Records from a collection:
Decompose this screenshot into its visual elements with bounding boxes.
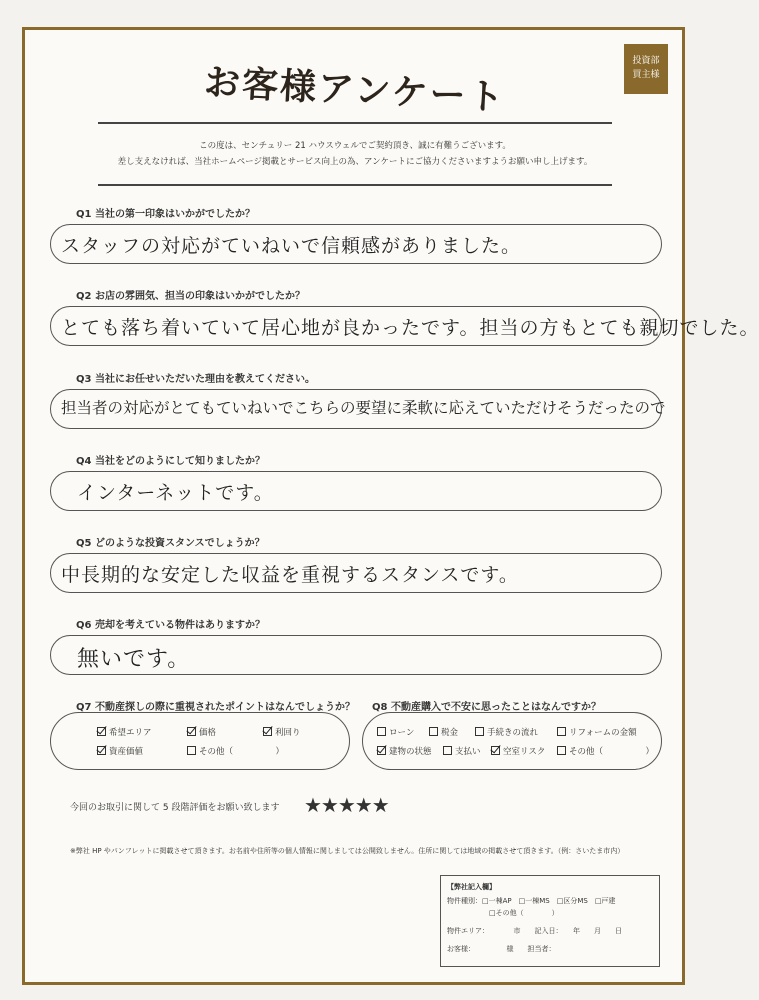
q7-option-price[interactable] xyxy=(187,726,216,738)
q3-label: Q3 当社にお任せいただいた理由を教えてください。 xyxy=(76,374,315,385)
q1-answer-box xyxy=(50,224,662,264)
q8-option-label: 建物の状態 xyxy=(389,747,432,757)
q8-label: Q8 不動産購入で不安に思ったことはなんですか？ xyxy=(372,702,601,713)
intro-bottom-rule xyxy=(98,184,612,186)
q7-option-asset[interactable] xyxy=(97,745,143,757)
intro-line-1: この度は、センチュリー 21 ハウスウェルでご契約頂き、誠に有難うございます。 xyxy=(199,141,511,151)
q3-answer: 担当者の対応がとてもていねいでこちらの要望に柔軟に応えていただけそうだったので xyxy=(61,399,666,417)
q5-label: Q5 どのような投資スタンスでしょうか？ xyxy=(76,538,265,549)
q5-answer-box xyxy=(50,553,662,593)
q6-answer-box xyxy=(50,635,662,675)
survey-title: お客様アンケート xyxy=(203,62,507,119)
rating-stars[interactable]: ★★★★★ xyxy=(304,793,389,817)
q8-option-label: 空室リスク xyxy=(503,747,546,757)
badge-line-1: 投資部 xyxy=(632,56,660,66)
badge-line-2: 買主様 xyxy=(632,70,660,80)
q2-answer: とても落ち着いていて居心地が良かったです。担当の方もとても親切でした。 xyxy=(61,317,759,339)
q8-option-payment[interactable] xyxy=(443,745,481,757)
q7-checkbox-3[interactable] xyxy=(97,746,106,755)
q8-option-label: リフォームの金額 xyxy=(569,728,637,738)
staff-box-other-line: □その他（ ） xyxy=(489,909,559,917)
q2-label: Q2 お店の雰囲気、担当の印象はいかがでしたか？ xyxy=(76,291,305,302)
q8-option-other[interactable] xyxy=(557,745,654,757)
q7-checkbox-4[interactable] xyxy=(187,746,196,755)
q8-option-tax[interactable] xyxy=(429,726,458,738)
q7-option-label: 資産価値 xyxy=(109,747,144,757)
q8-checkbox-0[interactable] xyxy=(377,727,386,736)
q8-checkbox-3[interactable] xyxy=(557,727,566,736)
q7-checkbox-1[interactable] xyxy=(187,727,196,736)
q8-option-label: 税金 xyxy=(441,728,459,738)
q8-option-label: 支払い xyxy=(455,747,481,757)
q8-option-label: 手続きの流れ xyxy=(487,728,539,738)
q8-options-box xyxy=(362,712,662,770)
rating-label: 今回のお取引に関して 5 段階評価をお願い致します xyxy=(70,803,280,813)
q8-checkbox-2[interactable] xyxy=(475,727,484,736)
staff-box-type-line: 物件種別：□一棟AP □一棟MS □区分MS □戸建 xyxy=(447,897,616,905)
q8-checkbox-1[interactable] xyxy=(429,727,438,736)
q1-answer: スタッフの対応がていねいで信頼感がありました。 xyxy=(61,235,522,257)
q8-option-reform[interactable] xyxy=(557,726,637,738)
q6-answer: 無いです。 xyxy=(77,647,191,672)
staff-box-title: 【弊社記入欄】 xyxy=(447,883,496,891)
q5-answer: 中長期的な安定した収益を重視するスタンスです。 xyxy=(61,564,519,586)
staff-use-box xyxy=(440,875,660,967)
q8-option-label: ローン xyxy=(389,728,415,738)
q7-options-box xyxy=(50,712,350,770)
q8-option-building[interactable] xyxy=(377,745,432,757)
q8-checkbox-6[interactable] xyxy=(491,746,500,755)
q7-option-other[interactable] xyxy=(187,745,284,757)
intro-top-rule xyxy=(98,122,612,124)
department-badge xyxy=(624,44,668,94)
q8-option-label: その他（ ） xyxy=(569,747,655,757)
intro-line-2: 差し支えなければ、当社ホームページ掲載とサービス向上の為、アンケートにご協力くださいますようお願い申し上げます。 xyxy=(117,157,593,167)
q1-label: Q1 当社の第一印象はいかがでしたか？ xyxy=(76,209,255,220)
q8-checkbox-7[interactable] xyxy=(557,746,566,755)
q7-option-label: その他（ ） xyxy=(199,747,285,757)
q4-answer-box xyxy=(50,471,662,511)
q7-checkbox-0[interactable] xyxy=(97,727,106,736)
q7-label: Q7 不動産探しの際に重視されたポイントはなんでしょうか？ xyxy=(76,702,355,713)
q7-option-label: 利回り xyxy=(275,728,301,738)
q8-option-procedure[interactable] xyxy=(475,726,538,738)
q8-option-loan[interactable] xyxy=(377,726,414,738)
q7-option-label: 価格 xyxy=(199,728,217,738)
staff-box-customer-line: お客様： 様 担当者： xyxy=(447,945,556,953)
q7-option-area[interactable] xyxy=(97,726,152,738)
q7-option-label: 希望エリア xyxy=(109,728,152,738)
q2-answer-box xyxy=(50,306,759,346)
staff-box-area-line: 物件エリア： 市 記入日： 年 月 日 xyxy=(447,927,622,935)
q7-option-yield[interactable] xyxy=(263,726,301,738)
q4-answer: インターネットです。 xyxy=(77,482,274,504)
q3-answer-box xyxy=(50,389,666,429)
q7-checkbox-2[interactable] xyxy=(263,727,272,736)
q6-label: Q6 売却を考えている物件はありますか？ xyxy=(76,620,265,631)
privacy-notice: ※弊社 HP やパンフレットに掲載させて頂きます。お名前や住所等の個人情報に関しましては公開致しません。住所に関しては地域の掲載させて頂きます。（例：さいたま市内） xyxy=(70,847,625,855)
q8-checkbox-4[interactable] xyxy=(377,746,386,755)
q8-option-vacancy[interactable] xyxy=(491,745,545,757)
q4-label: Q4 当社をどのようにして知りましたか？ xyxy=(76,456,265,467)
q8-checkbox-5[interactable] xyxy=(443,746,452,755)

**Task**
Count the lines in the entries above that contain the string "title", and give only the number.

**Answer for this exercise**
2